[WHAT YOU NEED TO DO] Copy out all the records exactly.

[MATERIAL SUPPLIED]
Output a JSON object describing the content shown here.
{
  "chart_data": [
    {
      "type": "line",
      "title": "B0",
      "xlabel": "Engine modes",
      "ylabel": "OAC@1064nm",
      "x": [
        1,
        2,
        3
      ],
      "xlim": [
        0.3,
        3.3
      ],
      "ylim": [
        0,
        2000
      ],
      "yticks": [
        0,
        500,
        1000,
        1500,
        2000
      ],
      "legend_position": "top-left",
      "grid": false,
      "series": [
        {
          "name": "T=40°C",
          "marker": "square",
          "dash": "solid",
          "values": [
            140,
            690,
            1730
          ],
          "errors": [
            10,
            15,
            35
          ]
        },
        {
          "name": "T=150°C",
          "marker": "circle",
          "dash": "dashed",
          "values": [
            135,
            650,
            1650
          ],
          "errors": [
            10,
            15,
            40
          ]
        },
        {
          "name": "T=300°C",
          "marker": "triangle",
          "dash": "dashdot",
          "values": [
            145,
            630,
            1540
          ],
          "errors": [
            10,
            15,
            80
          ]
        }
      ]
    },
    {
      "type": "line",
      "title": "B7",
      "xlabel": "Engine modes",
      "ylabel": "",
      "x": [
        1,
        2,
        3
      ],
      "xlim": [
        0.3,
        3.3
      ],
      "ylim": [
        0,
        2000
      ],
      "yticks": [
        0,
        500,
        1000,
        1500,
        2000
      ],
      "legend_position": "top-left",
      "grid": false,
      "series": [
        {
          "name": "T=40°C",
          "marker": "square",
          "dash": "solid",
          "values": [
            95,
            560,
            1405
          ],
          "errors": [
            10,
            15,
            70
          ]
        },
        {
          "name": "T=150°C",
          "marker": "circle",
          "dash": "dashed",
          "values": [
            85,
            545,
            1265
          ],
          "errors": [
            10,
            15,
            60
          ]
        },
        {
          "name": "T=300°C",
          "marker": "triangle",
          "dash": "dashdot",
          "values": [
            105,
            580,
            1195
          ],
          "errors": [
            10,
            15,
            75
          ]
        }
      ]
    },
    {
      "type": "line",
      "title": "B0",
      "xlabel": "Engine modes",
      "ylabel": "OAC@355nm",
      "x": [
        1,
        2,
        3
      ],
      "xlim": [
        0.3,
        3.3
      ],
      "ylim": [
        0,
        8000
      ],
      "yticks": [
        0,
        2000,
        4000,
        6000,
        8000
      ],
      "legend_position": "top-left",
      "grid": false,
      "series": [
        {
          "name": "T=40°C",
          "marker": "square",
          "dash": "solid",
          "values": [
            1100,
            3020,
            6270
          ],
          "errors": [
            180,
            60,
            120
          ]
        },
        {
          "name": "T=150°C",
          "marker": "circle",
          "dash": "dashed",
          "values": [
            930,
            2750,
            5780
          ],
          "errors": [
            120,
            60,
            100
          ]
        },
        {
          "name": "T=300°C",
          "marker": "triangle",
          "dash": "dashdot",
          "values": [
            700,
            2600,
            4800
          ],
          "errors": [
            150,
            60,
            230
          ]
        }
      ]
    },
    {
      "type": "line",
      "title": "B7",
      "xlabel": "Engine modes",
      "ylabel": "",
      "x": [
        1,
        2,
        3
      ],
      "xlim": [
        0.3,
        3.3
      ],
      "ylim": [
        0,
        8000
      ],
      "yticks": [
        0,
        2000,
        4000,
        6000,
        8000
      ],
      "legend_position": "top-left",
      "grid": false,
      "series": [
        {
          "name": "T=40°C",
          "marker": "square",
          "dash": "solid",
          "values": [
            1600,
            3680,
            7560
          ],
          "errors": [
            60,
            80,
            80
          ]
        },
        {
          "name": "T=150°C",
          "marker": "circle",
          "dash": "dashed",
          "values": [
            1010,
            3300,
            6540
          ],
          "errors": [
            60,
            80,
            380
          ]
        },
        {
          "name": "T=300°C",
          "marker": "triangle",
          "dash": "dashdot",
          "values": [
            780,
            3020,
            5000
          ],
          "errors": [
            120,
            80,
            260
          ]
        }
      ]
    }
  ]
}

[EXPECTED ANSWER]
Output a JSON object describing the content shown here.
{
  "chart_data": [
    {
      "type": "line",
      "title": "B0",
      "xlabel": "Engine modes",
      "ylabel": "OAC@1064nm",
      "x": [
        1,
        2,
        3
      ],
      "xlim": [
        0.3,
        3.3
      ],
      "ylim": [
        0,
        2000
      ],
      "yticks": [
        0,
        500,
        1000,
        1500,
        2000
      ],
      "legend_position": "top-left",
      "grid": false,
      "series": [
        {
          "name": "T=40°C",
          "marker": "square",
          "dash": "solid",
          "values": [
            140,
            690,
            1730
          ],
          "errors": [
            10,
            15,
            35
          ]
        },
        {
          "name": "T=150°C",
          "marker": "circle",
          "dash": "dashed",
          "values": [
            135,
            650,
            1650
          ],
          "errors": [
            10,
            15,
            40
          ]
        },
        {
          "name": "T=300°C",
          "marker": "triangle",
          "dash": "dashdot",
          "values": [
            145,
            630,
            1540
          ],
          "errors": [
            10,
            15,
            80
          ]
        }
      ]
    },
    {
      "type": "line",
      "title": "B7",
      "xlabel": "Engine modes",
      "ylabel": "",
      "x": [
        1,
        2,
        3
      ],
      "xlim": [
        0.3,
        3.3
      ],
      "ylim": [
        0,
        2000
      ],
      "yticks": [
        0,
        500,
        1000,
        1500,
        2000
      ],
      "legend_position": "top-left",
      "grid": false,
      "series": [
        {
          "name": "T=40°C",
          "marker": "square",
          "dash": "solid",
          "values": [
            95,
            560,
            1405
          ],
          "errors": [
            10,
            15,
            70
          ]
        },
        {
          "name": "T=150°C",
          "marker": "circle",
          "dash": "dashed",
          "values": [
            85,
            545,
            1265
          ],
          "errors": [
            10,
            15,
            60
          ]
        },
        {
          "name": "T=300°C",
          "marker": "triangle",
          "dash": "dashdot",
          "values": [
            105,
            580,
            1195
          ],
          "errors": [
            10,
            15,
            75
          ]
        }
      ]
    },
    {
      "type": "line",
      "title": "B0",
      "xlabel": "Engine modes",
      "ylabel": "OAC@355nm",
      "x": [
        1,
        2,
        3
      ],
      "xlim": [
        0.3,
        3.3
      ],
      "ylim": [
        0,
        8000
      ],
      "yticks": [
        0,
        2000,
        4000,
        6000,
        8000
      ],
      "legend_position": "top-left",
      "grid": false,
      "series": [
        {
          "name": "T=40°C",
          "marker": "square",
          "dash": "solid",
          "values": [
            1100,
            3020,
            6270
          ],
          "errors": [
            180,
            60,
            120
          ]
        },
        {
          "name": "T=150°C",
          "marker": "circle",
          "dash": "dashed",
          "values": [
            930,
            2750,
            5780
          ],
          "errors": [
            120,
            60,
            100
          ]
        },
        {
          "name": "T=300°C",
          "marker": "triangle",
          "dash": "dashdot",
          "values": [
            700,
            2600,
            4800
          ],
          "errors": [
            150,
            60,
            230
          ]
        }
      ]
    },
    {
      "type": "line",
      "title": "B7",
      "xlabel": "Engine modes",
      "ylabel": "",
      "x": [
        1,
        2,
        3
      ],
      "xlim": [
        0.3,
        3.3
      ],
      "ylim": [
        0,
        8000
      ],
      "yticks": [
        0,
        2000,
        4000,
        6000,
        8000
      ],
      "legend_position": "top-left",
      "grid": false,
      "series": [
        {
          "name": "T=40°C",
          "marker": "square",
          "dash": "solid",
          "values": [
            1600,
            3680,
            7560
          ],
          "errors": [
            60,
            80,
            80
          ]
        },
        {
          "name": "T=150°C",
          "marker": "circle",
          "dash": "dashed",
          "values": [
            1010,
            3300,
            6540
          ],
          "errors": [
            60,
            80,
            380
          ]
        },
        {
          "name": "T=300°C",
          "marker": "triangle",
          "dash": "dashdot",
          "values": [
            780,
            3020,
            5000
          ],
          "errors": [
            120,
            80,
            260
          ]
        }
      ]
    }
  ]
}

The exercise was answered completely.